Filter the entries below, keeping only lines with the word "values".

--- Start Information shown ---

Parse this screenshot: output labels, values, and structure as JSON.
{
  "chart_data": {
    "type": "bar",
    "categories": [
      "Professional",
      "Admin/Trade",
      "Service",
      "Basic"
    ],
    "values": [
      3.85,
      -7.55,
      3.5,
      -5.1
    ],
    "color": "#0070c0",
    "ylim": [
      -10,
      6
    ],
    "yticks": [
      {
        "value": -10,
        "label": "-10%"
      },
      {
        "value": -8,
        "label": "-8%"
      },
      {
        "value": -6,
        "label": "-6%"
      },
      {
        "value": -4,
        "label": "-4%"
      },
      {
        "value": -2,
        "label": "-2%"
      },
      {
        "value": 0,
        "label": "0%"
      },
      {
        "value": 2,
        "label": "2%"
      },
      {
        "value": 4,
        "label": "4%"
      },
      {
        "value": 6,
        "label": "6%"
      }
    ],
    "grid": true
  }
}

--- End Information shown ---

**Written reply**
Parse this screenshot: output labels, values, and structure as JSON.
    "values": [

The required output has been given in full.